* _Extract provided_
——————
Mikko Tapani Hautala (born 10 May 1972 Seinäjoki, Finland) is a Finnish diplomat. Since September 2020 he has worked as the Finnish ambassador to the United States.

==Education==
Hautala has two master's degrees from the University of Helsinki, one in political science and one in Slavic philology.

He wrote his master's thesis in political science in 2000, with the title Promoting exports or foreign policy? Finnish relations to Ukraine as a political and economic question during 1917–1919 (164 pages). His thesis in Slavic philology was completed in 2006, with the title The Polish period of changes in 1980–1981 as described by the journal Kultura (114 pages). Both theses were written in Finnish.

Hautala speaks fluent Finnish, English, Swedish, Russian, Ukrainian and Polish.

==Diplomatic career==
Hautala began his diplomatic career as an attaché in the Finnish embassy in Kyiv during 1998–2001. During the latter mentioned year he began his service properly with the Finnish Foreign Ministry, where during 2001–02 he worked as an attaché. During 2002–07 he worked at the Finnish representation in the EU in Brussels, and during 2007–2011 he worked as a diplomatic advisor in the Foreign Ministry in Helsinki.

During 2012–16 Hautala worked as a foreign policy advisor for the President of Finland, Sauli Niinistö. In this capacity, he was among the guests invited to the state dinner hosted by U.S. President Barack Obama in honor of Niinistö as well as other Nordic leaders Lars Løkke Rasmussen, Sigurður Ingi Jóhannsson, Erna Solberg and Stefan Löfven at the White House on 13 May 2016.

From 2011 Hautala worked as the deputy head of the Finnish embassy in Moscow. During 2016–2020 he worked in Moscow as the Finnish ambassador to Russia.

==Other activities==
Hautala writes columns for the Finnish newsmagazine Suomen Kuvalehti with the title of Näkökulma.

==Views on the war between Russia and Ukraine==
According to Hautala, an independent Ukraine is an impossible idea to the Russian leadership. Unfortunate for Ukraine, Russia has usurped her early history and made it part of the Russian mythical beginning. He believes that, for Russia, no separate Ukraine can exist. During the Tsarist Russia, the state repressed heavily the Ukrainian national culture, the Ukrainians were not granted any national institutions or their own educational system. Neither did the Russian regime take the Ukrainian national ideas seriously later. “Ukraine in a sense cannot exist, because it is in contradiction with the Russian idea of history, it is an insult to it. An independent Ukraine is also in contradiction with the Russian idea of Russia as a superpower. It is felt that Russia without Ukraine is too small a player on the international scene.”
——————
* _Work item_
Retype the part of the Hautala biography from "Hautala speaks fluent" to "13 May 2016.", with no changes. The entries that come next are separate material, unrelated to the Hautala biography.

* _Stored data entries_
——————
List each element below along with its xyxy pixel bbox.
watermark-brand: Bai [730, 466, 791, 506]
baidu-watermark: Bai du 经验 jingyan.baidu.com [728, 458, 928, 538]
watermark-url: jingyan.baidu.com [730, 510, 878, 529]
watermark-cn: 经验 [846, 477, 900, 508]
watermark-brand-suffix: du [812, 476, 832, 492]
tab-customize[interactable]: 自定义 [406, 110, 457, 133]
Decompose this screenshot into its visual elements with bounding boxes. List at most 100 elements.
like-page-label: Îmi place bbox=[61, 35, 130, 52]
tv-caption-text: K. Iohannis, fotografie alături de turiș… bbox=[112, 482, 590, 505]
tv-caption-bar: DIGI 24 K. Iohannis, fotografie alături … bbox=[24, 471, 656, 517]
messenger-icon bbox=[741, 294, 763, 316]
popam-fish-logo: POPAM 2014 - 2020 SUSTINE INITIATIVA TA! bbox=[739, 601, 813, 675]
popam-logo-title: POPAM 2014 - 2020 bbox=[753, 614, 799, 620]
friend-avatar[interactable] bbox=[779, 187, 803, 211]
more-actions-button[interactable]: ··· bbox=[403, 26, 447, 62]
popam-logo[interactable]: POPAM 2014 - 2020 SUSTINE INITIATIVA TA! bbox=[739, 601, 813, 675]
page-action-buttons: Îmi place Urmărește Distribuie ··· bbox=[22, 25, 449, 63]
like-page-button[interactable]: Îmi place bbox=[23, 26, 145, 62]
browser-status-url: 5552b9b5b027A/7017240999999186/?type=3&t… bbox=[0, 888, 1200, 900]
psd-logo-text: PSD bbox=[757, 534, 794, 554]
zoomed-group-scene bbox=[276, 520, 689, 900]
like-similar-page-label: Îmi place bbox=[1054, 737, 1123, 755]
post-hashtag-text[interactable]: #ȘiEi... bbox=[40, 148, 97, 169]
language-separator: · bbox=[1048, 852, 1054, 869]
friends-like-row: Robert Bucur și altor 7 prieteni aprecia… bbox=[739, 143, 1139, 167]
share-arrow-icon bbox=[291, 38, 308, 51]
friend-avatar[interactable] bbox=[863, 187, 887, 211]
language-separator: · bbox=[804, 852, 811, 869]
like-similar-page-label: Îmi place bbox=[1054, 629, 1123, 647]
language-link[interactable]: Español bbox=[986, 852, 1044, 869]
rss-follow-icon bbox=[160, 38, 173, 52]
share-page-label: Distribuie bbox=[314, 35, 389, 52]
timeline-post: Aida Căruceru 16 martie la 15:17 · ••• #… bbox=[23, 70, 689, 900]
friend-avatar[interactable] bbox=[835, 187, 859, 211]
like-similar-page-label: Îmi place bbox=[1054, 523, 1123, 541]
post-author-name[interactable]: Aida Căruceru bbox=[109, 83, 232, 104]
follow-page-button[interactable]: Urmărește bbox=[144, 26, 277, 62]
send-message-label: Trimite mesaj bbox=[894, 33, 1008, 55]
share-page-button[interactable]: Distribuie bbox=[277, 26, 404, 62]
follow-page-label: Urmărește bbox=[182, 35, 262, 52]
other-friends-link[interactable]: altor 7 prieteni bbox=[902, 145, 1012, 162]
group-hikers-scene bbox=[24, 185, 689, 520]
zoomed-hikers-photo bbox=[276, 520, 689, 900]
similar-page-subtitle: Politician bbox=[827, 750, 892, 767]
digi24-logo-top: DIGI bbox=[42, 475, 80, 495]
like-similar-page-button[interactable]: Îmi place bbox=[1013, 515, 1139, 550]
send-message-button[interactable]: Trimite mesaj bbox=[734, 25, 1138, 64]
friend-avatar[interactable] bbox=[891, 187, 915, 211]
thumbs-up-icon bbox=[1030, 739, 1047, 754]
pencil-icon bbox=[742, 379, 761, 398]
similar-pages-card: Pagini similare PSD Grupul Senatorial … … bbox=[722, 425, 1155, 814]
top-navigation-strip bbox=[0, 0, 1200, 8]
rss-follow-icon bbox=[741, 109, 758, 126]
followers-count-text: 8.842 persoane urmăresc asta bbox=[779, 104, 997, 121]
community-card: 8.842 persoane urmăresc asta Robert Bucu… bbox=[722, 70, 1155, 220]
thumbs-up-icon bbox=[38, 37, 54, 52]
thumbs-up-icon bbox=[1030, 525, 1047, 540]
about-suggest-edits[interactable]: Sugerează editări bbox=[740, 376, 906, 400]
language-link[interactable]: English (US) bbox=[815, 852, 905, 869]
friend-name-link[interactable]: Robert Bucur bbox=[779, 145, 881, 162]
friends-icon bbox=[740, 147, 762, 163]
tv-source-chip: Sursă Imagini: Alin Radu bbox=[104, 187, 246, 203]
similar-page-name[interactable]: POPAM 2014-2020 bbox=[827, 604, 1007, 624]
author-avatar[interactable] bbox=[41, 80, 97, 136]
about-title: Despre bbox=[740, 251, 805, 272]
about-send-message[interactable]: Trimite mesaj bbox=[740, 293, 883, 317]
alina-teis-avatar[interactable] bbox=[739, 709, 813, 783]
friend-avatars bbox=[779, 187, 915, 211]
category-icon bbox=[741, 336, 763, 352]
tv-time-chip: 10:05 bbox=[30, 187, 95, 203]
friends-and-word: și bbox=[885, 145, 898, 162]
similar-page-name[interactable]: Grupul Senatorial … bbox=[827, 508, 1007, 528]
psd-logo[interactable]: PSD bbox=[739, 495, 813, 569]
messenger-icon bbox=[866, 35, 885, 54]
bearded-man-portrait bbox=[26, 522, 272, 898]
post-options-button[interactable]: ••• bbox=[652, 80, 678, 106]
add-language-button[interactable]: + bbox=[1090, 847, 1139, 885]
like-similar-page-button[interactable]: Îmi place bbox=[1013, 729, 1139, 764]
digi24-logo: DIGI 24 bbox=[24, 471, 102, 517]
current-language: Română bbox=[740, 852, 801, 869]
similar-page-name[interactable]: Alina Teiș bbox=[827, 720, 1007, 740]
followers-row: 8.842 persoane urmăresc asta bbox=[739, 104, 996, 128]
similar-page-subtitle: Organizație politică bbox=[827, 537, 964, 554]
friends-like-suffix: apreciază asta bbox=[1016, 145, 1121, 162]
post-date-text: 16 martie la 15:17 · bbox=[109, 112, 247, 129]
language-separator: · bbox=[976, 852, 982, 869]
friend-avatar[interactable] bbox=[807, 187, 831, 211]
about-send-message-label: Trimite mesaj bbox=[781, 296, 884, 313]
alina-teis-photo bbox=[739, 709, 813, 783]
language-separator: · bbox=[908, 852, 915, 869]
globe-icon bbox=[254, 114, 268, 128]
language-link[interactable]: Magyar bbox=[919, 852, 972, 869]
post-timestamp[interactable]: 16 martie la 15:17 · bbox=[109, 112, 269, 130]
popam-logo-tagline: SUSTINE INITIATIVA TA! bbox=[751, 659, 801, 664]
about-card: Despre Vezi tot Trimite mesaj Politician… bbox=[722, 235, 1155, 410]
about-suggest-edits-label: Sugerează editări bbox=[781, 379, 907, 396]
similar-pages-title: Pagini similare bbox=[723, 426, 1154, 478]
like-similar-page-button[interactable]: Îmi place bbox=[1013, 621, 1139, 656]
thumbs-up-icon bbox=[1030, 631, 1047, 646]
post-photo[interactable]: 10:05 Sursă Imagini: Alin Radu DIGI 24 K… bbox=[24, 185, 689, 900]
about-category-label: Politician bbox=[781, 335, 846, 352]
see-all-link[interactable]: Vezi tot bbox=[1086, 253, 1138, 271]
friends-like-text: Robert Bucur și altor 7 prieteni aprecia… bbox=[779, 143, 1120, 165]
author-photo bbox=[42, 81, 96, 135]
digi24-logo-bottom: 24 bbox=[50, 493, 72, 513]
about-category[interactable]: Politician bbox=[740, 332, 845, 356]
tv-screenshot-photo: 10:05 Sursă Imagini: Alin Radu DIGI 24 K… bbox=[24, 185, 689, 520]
——————
* _Final answer_
Hautala speaks fluent Finnish, English, Swedish, Russian, Ukrainian and Polish.

==Diplomatic career==
Hautala began his diplomatic career as an attaché in the Finnish embassy in Kyiv during 1998–2001. During the latter mentioned year he began his service properly with the Finnish Foreign Ministry, where during 2001–02 he worked as an attaché. During 2002–07 he worked at the Finnish representation in the EU in Brussels, and during 2007–2011 he worked as a diplomatic advisor in the Foreign Ministry in Helsinki.

During 2012–16 Hautala worked as a foreign policy advisor for the President of Finland, Sauli Niinistö. In this capacity, he was among the guests invited to the state dinner hosted by U.S. President Barack Obama in honor of Niinistö as well as other Nordic leaders Lars Løkke Rasmussen, Sigurður Ingi Jóhannsson, Erna Solberg and Stefan Löfven at the White House on 13 May 2016.